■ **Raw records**

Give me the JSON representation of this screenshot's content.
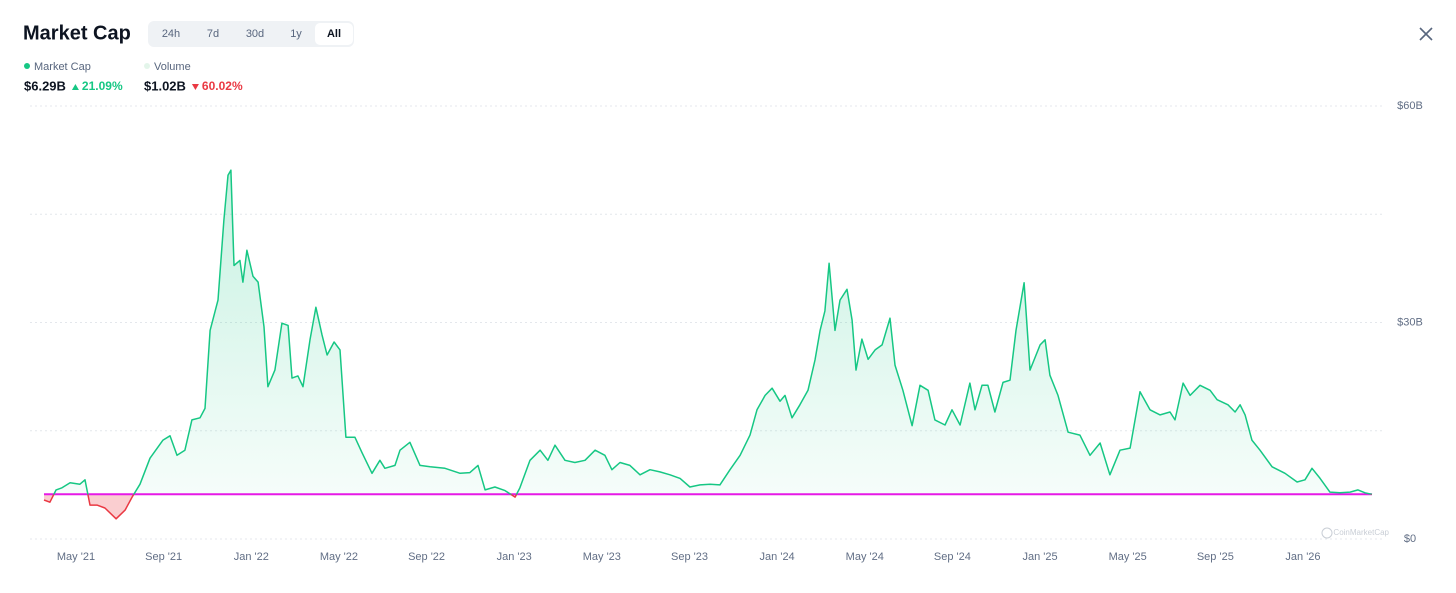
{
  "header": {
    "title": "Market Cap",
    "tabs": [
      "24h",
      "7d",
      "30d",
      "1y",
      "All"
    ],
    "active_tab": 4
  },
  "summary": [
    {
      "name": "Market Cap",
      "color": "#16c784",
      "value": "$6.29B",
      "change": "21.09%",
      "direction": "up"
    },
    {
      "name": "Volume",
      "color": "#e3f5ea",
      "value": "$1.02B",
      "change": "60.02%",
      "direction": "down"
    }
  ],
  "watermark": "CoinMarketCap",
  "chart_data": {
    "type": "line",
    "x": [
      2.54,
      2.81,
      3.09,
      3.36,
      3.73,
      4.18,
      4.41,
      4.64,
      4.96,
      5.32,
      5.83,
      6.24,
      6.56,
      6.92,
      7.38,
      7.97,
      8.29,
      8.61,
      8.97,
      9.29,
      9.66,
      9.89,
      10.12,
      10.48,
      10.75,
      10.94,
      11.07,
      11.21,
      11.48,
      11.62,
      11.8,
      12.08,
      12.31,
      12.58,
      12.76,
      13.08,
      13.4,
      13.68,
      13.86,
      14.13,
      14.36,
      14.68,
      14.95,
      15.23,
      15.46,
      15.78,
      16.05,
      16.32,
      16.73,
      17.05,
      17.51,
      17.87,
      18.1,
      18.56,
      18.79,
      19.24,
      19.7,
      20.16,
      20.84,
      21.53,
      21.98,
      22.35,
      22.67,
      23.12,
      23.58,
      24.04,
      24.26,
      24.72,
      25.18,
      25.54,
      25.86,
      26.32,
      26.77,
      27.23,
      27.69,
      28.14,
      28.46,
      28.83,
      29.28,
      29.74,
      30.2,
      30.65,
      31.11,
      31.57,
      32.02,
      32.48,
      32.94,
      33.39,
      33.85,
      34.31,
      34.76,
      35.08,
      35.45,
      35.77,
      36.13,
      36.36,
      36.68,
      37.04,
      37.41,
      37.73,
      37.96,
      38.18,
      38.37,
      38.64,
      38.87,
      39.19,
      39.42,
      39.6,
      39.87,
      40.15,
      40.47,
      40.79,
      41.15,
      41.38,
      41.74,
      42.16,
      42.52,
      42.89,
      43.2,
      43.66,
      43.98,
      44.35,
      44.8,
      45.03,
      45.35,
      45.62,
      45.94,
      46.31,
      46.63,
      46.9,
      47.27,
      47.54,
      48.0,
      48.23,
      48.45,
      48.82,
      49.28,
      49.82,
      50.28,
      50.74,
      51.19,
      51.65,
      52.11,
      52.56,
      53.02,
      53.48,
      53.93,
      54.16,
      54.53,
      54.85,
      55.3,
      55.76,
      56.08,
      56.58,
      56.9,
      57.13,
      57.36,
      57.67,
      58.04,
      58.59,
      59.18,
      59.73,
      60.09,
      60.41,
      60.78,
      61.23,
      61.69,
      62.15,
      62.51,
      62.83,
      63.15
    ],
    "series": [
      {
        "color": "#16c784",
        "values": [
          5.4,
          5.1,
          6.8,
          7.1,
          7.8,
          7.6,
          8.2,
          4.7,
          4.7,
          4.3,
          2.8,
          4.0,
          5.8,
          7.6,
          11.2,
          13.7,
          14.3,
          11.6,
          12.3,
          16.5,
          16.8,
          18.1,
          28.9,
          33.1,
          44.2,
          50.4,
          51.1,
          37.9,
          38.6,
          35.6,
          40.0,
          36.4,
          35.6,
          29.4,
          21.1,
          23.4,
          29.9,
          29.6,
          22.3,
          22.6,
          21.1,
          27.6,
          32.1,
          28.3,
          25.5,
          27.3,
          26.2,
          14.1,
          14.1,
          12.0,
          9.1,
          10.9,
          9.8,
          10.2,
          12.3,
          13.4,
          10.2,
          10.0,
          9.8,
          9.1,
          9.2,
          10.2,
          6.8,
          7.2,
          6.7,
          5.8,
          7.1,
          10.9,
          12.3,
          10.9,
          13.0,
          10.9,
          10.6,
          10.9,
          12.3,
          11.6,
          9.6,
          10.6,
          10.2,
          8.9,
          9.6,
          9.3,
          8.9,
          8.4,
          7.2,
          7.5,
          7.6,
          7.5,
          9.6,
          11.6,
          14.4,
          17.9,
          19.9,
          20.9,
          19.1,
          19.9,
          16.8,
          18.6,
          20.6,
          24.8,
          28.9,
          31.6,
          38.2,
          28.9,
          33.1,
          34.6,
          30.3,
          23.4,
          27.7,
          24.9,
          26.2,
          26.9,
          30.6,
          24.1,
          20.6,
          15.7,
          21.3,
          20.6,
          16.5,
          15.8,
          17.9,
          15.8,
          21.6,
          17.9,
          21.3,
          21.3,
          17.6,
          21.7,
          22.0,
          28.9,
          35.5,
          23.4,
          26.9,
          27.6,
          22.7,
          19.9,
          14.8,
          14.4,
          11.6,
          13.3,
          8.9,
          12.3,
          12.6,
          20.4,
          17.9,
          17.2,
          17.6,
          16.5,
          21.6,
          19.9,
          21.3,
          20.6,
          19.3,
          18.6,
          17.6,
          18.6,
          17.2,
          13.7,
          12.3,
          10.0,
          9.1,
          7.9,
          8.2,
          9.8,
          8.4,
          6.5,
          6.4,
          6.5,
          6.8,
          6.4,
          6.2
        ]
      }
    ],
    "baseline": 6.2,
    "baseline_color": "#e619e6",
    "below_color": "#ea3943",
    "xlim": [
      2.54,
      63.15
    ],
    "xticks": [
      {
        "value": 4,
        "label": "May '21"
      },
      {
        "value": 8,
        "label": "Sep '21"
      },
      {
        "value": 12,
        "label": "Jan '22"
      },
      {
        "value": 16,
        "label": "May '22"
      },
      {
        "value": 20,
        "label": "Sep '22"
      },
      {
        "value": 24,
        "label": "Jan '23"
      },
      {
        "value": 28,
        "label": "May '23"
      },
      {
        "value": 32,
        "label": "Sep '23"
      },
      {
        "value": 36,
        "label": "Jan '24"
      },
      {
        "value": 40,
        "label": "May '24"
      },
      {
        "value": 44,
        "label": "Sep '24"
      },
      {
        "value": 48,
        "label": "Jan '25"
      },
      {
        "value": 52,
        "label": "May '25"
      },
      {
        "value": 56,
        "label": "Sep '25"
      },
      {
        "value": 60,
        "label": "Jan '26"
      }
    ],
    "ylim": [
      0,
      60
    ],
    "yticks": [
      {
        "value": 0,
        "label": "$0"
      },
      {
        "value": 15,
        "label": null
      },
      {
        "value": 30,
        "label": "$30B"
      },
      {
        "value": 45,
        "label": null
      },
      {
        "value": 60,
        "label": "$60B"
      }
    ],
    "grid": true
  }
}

■ **Problem statement**
Omit the pictures, then quote the rest of the material above exactly.

■ **Solution for this exercise**
Give me the JSON representation of this screenshot's content.
{
  "header": {
    "title": "Market Cap",
    "tabs": [
      "24h",
      "7d",
      "30d",
      "1y",
      "All"
    ],
    "active_tab": 4
  },
  "summary": [
    {
      "name": "Market Cap",
      "color": "#16c784",
      "value": "$6.29B",
      "change": "21.09%",
      "direction": "up"
    },
    {
      "name": "Volume",
      "color": "#e3f5ea",
      "value": "$1.02B",
      "change": "60.02%",
      "direction": "down"
    }
  ],
  "watermark": "CoinMarketCap",
  "chart_data": {
    "type": "line",
    "x": [
      2.54,
      2.81,
      3.09,
      3.36,
      3.73,
      4.18,
      4.41,
      4.64,
      4.96,
      5.32,
      5.83,
      6.24,
      6.56,
      6.92,
      7.38,
      7.97,
      8.29,
      8.61,
      8.97,
      9.29,
      9.66,
      9.89,
      10.12,
      10.48,
      10.75,
      10.94,
      11.07,
      11.21,
      11.48,
      11.62,
      11.8,
      12.08,
      12.31,
      12.58,
      12.76,
      13.08,
      13.4,
      13.68,
      13.86,
      14.13,
      14.36,
      14.68,
      14.95,
      15.23,
      15.46,
      15.78,
      16.05,
      16.32,
      16.73,
      17.05,
      17.51,
      17.87,
      18.1,
      18.56,
      18.79,
      19.24,
      19.7,
      20.16,
      20.84,
      21.53,
      21.98,
      22.35,
      22.67,
      23.12,
      23.58,
      24.04,
      24.26,
      24.72,
      25.18,
      25.54,
      25.86,
      26.32,
      26.77,
      27.23,
      27.69,
      28.14,
      28.46,
      28.83,
      29.28,
      29.74,
      30.2,
      30.65,
      31.11,
      31.57,
      32.02,
      32.48,
      32.94,
      33.39,
      33.85,
      34.31,
      34.76,
      35.08,
      35.45,
      35.77,
      36.13,
      36.36,
      36.68,
      37.04,
      37.41,
      37.73,
      37.96,
      38.18,
      38.37,
      38.64,
      38.87,
      39.19,
      39.42,
      39.6,
      39.87,
      40.15,
      40.47,
      40.79,
      41.15,
      41.38,
      41.74,
      42.16,
      42.52,
      42.89,
      43.2,
      43.66,
      43.98,
      44.35,
      44.8,
      45.03,
      45.35,
      45.62,
      45.94,
      46.31,
      46.63,
      46.9,
      47.27,
      47.54,
      48.0,
      48.23,
      48.45,
      48.82,
      49.28,
      49.82,
      50.28,
      50.74,
      51.19,
      51.65,
      52.11,
      52.56,
      53.02,
      53.48,
      53.93,
      54.16,
      54.53,
      54.85,
      55.3,
      55.76,
      56.08,
      56.58,
      56.9,
      57.13,
      57.36,
      57.67,
      58.04,
      58.59,
      59.18,
      59.73,
      60.09,
      60.41,
      60.78,
      61.23,
      61.69,
      62.15,
      62.51,
      62.83,
      63.15
    ],
    "series": [
      {
        "color": "#16c784",
        "values": [
          5.4,
          5.1,
          6.8,
          7.1,
          7.8,
          7.6,
          8.2,
          4.7,
          4.7,
          4.3,
          2.8,
          4.0,
          5.8,
          7.6,
          11.2,
          13.7,
          14.3,
          11.6,
          12.3,
          16.5,
          16.8,
          18.1,
          28.9,
          33.1,
          44.2,
          50.4,
          51.1,
          37.9,
          38.6,
          35.6,
          40.0,
          36.4,
          35.6,
          29.4,
          21.1,
          23.4,
          29.9,
          29.6,
          22.3,
          22.6,
          21.1,
          27.6,
          32.1,
          28.3,
          25.5,
          27.3,
          26.2,
          14.1,
          14.1,
          12.0,
          9.1,
          10.9,
          9.8,
          10.2,
          12.3,
          13.4,
          10.2,
          10.0,
          9.8,
          9.1,
          9.2,
          10.2,
          6.8,
          7.2,
          6.7,
          5.8,
          7.1,
          10.9,
          12.3,
          10.9,
          13.0,
          10.9,
          10.6,
          10.9,
          12.3,
          11.6,
          9.6,
          10.6,
          10.2,
          8.9,
          9.6,
          9.3,
          8.9,
          8.4,
          7.2,
          7.5,
          7.6,
          7.5,
          9.6,
          11.6,
          14.4,
          17.9,
          19.9,
          20.9,
          19.1,
          19.9,
          16.8,
          18.6,
          20.6,
          24.8,
          28.9,
          31.6,
          38.2,
          28.9,
          33.1,
          34.6,
          30.3,
          23.4,
          27.7,
          24.9,
          26.2,
          26.9,
          30.6,
          24.1,
          20.6,
          15.7,
          21.3,
          20.6,
          16.5,
          15.8,
          17.9,
          15.8,
          21.6,
          17.9,
          21.3,
          21.3,
          17.6,
          21.7,
          22.0,
          28.9,
          35.5,
          23.4,
          26.9,
          27.6,
          22.7,
          19.9,
          14.8,
          14.4,
          11.6,
          13.3,
          8.9,
          12.3,
          12.6,
          20.4,
          17.9,
          17.2,
          17.6,
          16.5,
          21.6,
          19.9,
          21.3,
          20.6,
          19.3,
          18.6,
          17.6,
          18.6,
          17.2,
          13.7,
          12.3,
          10.0,
          9.1,
          7.9,
          8.2,
          9.8,
          8.4,
          6.5,
          6.4,
          6.5,
          6.8,
          6.4,
          6.2
        ]
      }
    ],
    "baseline": 6.2,
    "baseline_color": "#e619e6",
    "below_color": "#ea3943",
    "xlim": [
      2.54,
      63.15
    ],
    "xticks": [
      {
        "value": 4,
        "label": "May '21"
      },
      {
        "value": 8,
        "label": "Sep '21"
      },
      {
        "value": 12,
        "label": "Jan '22"
      },
      {
        "value": 16,
        "label": "May '22"
      },
      {
        "value": 20,
        "label": "Sep '22"
      },
      {
        "value": 24,
        "label": "Jan '23"
      },
      {
        "value": 28,
        "label": "May '23"
      },
      {
        "value": 32,
        "label": "Sep '23"
      },
      {
        "value": 36,
        "label": "Jan '24"
      },
      {
        "value": 40,
        "label": "May '24"
      },
      {
        "value": 44,
        "label": "Sep '24"
      },
      {
        "value": 48,
        "label": "Jan '25"
      },
      {
        "value": 52,
        "label": "May '25"
      },
      {
        "value": 56,
        "label": "Sep '25"
      },
      {
        "value": 60,
        "label": "Jan '26"
      }
    ],
    "ylim": [
      0,
      60
    ],
    "yticks": [
      {
        "value": 0,
        "label": "$0"
      },
      {
        "value": 15,
        "label": null
      },
      {
        "value": 30,
        "label": "$30B"
      },
      {
        "value": 45,
        "label": null
      },
      {
        "value": 60,
        "label": "$60B"
      }
    ],
    "grid": true
  }
}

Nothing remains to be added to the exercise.